Selected passage.
********************
Melanie Micir's new book, which is about unfinished biography, comes to a stirring finish. In the preceding pages of The Passion Projects, Micir has noted at several junctures why it's worthwhile, indeed imperative, to retrain critical attention on biography, and specifically the biographies of writers who have never been monumentally immortalized. Yet what may be her most striking articulation of this point appears in the final paragraph of her coda. As "scholars have shown," she observes, "the midcentury consolidation of modernism into an object of academic study took place primarily in male-dominated biographies, single-author studies, anthologies, and institutional archives. … New Criticism may have focused readers' attention on the words rather than the lives, but these foundational biographical acts helped cement which words were remembered" (139). And thus The Passion Projects is in part "an argument that the act of stepping away from the biographical is the privilege of those who are already remembered, whose lives are already imprinted upon history" (140).

The salience of this formulation can hardly be overstated. At least since the 1970s, there has been a tension, in and around literary scholarship, between theoretical accounts of textual production that critique the prominence of the author figure, on the one hand, and efforts to bring greater recognition to women authors, queer authors, authors of color, and other marginalized writers, on the other. Many critiques of biographical emphases have been well-intentioned—often rooted, for example, in a sense that hoary myths of the heroism of the individual subject ultimately support exploitative social arrangements by downplaying the power of superindividual forces over individual lives. As Micir eloquently captures, however, this form of critique of the subject has come, broadly speaking, at the expense of subjects whose lives—not just experiences but also conditions, not just achievements but also perspectives—have not yet been registered, sanctioned, or canonized. That the backgrounding of biography in this crucial sense still continues, half a century later, is a source of energizing frustration for Micir, who at the beginning of her coda aptly cites Madelyn Detloff's adumbration, in the inaugural number of Feminist Modernist Studies, of "the Sisyphe position," an "affective state that recognizes the 'difficult, unfortunately repetitive, seemingly unwinnable task before the queer feminist cultural worker …'" (131).
********************
Challenges.
A – Translate this sentence from the review of The Passion Projects into Spanish: "The salience of this formulation can hardly be overstated."
B – Pick out each line in the records that contains the string "legend", treating uppercase and lowercase as distinct.

Bounding box annotations:
********************
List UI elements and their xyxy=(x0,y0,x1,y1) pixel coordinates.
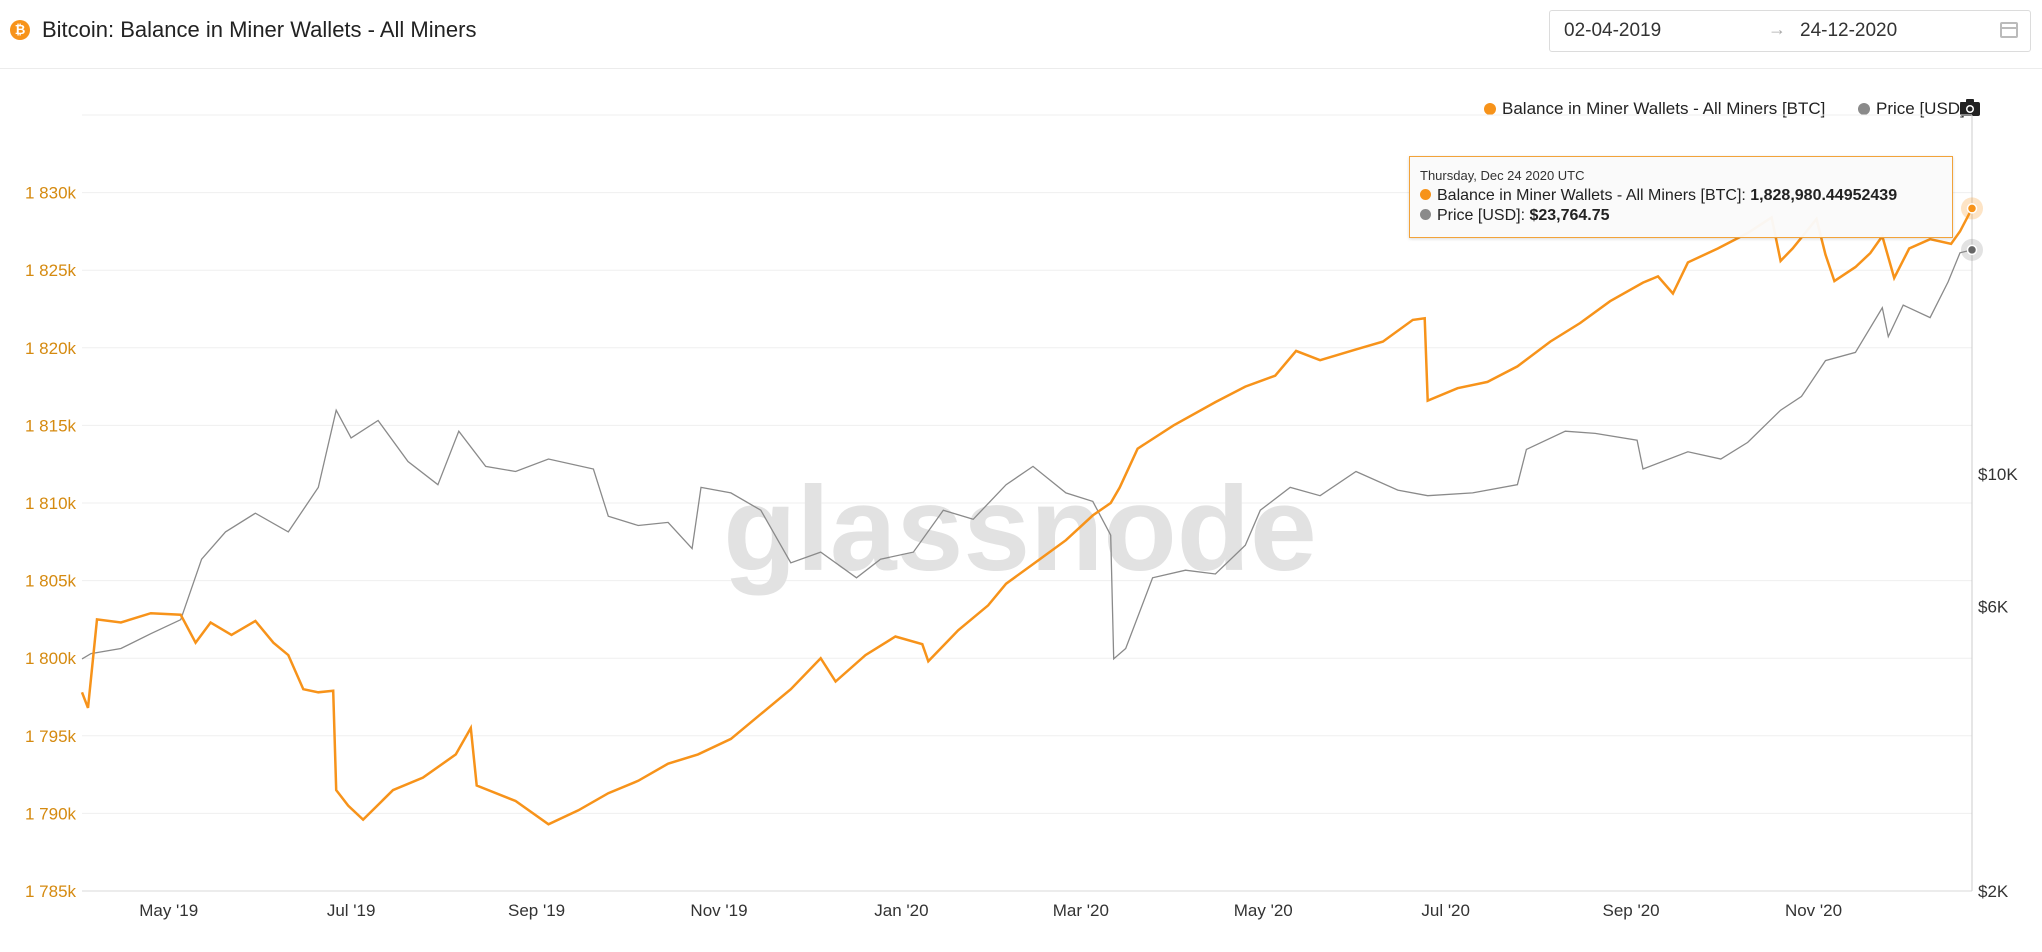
x-tick-label: Sep '20 xyxy=(1603,901,1660,920)
tooltip-balance-value: 1,828,980.44952439 xyxy=(1750,187,1898,204)
legend-dot-icon xyxy=(1858,103,1870,115)
grid-lines xyxy=(82,114,1972,892)
price-hover-point xyxy=(1966,244,1978,256)
legend-item-balance[interactable]: Balance in Miner Wallets - All Miners [B… xyxy=(1484,99,1825,119)
y-tick-label: 1 810k xyxy=(25,494,77,513)
x-tick-label: May '20 xyxy=(1234,901,1293,920)
y-tick-label: 1 830k xyxy=(25,184,77,203)
y2-tick-label: $6K xyxy=(1978,597,2009,616)
y-tick-label: 1 800k xyxy=(25,649,77,668)
tooltip-balance-label: Balance in Miner Wallets - All Miners [B… xyxy=(1437,187,1746,204)
legend-label: Price [USD] xyxy=(1876,99,1965,118)
y-tick-label: 1 825k xyxy=(25,261,77,280)
date-range-picker[interactable]: → xyxy=(1549,10,2031,52)
x-axis: May '19 Jul '19 Sep '19 Nov '19 Jan '20 Mar '… xyxy=(139,901,1842,920)
x-tick-label: Jul '19 xyxy=(327,901,376,920)
tooltip-price-label: Price [USD]: xyxy=(1437,207,1526,224)
calendar-icon[interactable] xyxy=(2000,22,2018,38)
y-tick-label: 1 785k xyxy=(25,882,77,901)
tooltip-price-value: $23,764.75 xyxy=(1529,207,1610,224)
tooltip-price-row: Price [USD]: $23,764.75 xyxy=(1420,207,1610,225)
chart-header: ₿ Bitcoin: Balance in Miner Wallets - Al… xyxy=(0,0,2042,69)
y2-tick-label: $10K xyxy=(1978,465,2018,484)
y-tick-label: 1 805k xyxy=(25,572,77,591)
legend-item-price[interactable]: Price [USD] xyxy=(1858,99,1965,119)
y2-tick-label: $2K xyxy=(1978,882,2009,901)
x-tick-label: Jan '20 xyxy=(874,901,928,920)
y-axis-right: $2K $6K $10K xyxy=(1978,465,2018,901)
date-start-input[interactable] xyxy=(1564,20,1734,42)
x-tick-label: Nov '19 xyxy=(690,901,747,920)
tooltip-dot-icon xyxy=(1420,189,1431,200)
legend-label: Balance in Miner Wallets - All Miners [B… xyxy=(1502,99,1826,118)
bitcoin-icon: ₿ xyxy=(10,20,30,40)
tooltip-date: Thursday, Dec 24 2020 UTC xyxy=(1420,168,1585,183)
balance-hover-point xyxy=(1966,203,1978,214)
watermark: glassnode xyxy=(723,462,1317,596)
y-tick-label: 1 790k xyxy=(25,804,77,823)
tooltip-balance-row: Balance in Miner Wallets - All Miners [B… xyxy=(1420,187,1897,205)
price-series-line xyxy=(81,249,1973,661)
chart-tooltip: Thursday, Dec 24 2020 UTC Balance in Min… xyxy=(1409,156,1953,238)
legend-dot-icon xyxy=(1484,103,1496,115)
tooltip-dot-icon xyxy=(1420,209,1431,220)
x-tick-label: Mar '20 xyxy=(1053,901,1109,920)
x-tick-label: Nov '20 xyxy=(1785,901,1842,920)
date-end-input[interactable] xyxy=(1800,20,1970,42)
y-tick-label: 1 820k xyxy=(25,339,77,358)
x-tick-label: Jul '20 xyxy=(1421,901,1470,920)
x-tick-label: Sep '19 xyxy=(508,901,565,920)
y-tick-label: 1 815k xyxy=(25,416,77,435)
page-title: Bitcoin: Balance in Miner Wallets - All … xyxy=(42,17,477,42)
camera-icon[interactable] xyxy=(1960,98,1980,116)
x-tick-label: May '19 xyxy=(139,901,198,920)
y-axis-left: 1 785k 1 790k 1 795k 1 800k 1 805k 1 810k 1 81… xyxy=(25,184,77,901)
y-tick-label: 1 795k xyxy=(25,727,77,746)
arrow-right-icon: → xyxy=(1768,19,1786,39)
********************
Full solutions.
A – La relevancia de esta formulación difícilmente puede exagerarse.

B –
legend-dot-icon xyxy=(1858,103,1870,115)
legend-item-balance[interactable]: Balance in Miner Wallets - All Miners [B… xyxy=(1484,99,1825,119)
legend-label: Price [USD] xyxy=(1876,99,1965,118)
legend-item-price[interactable]: Price [USD] xyxy=(1858,99,1965,119)
legend-label: Balance in Miner Wallets - All Miners [B… xyxy=(1502,99,1826,118)
legend-dot-icon xyxy=(1484,103,1496,115)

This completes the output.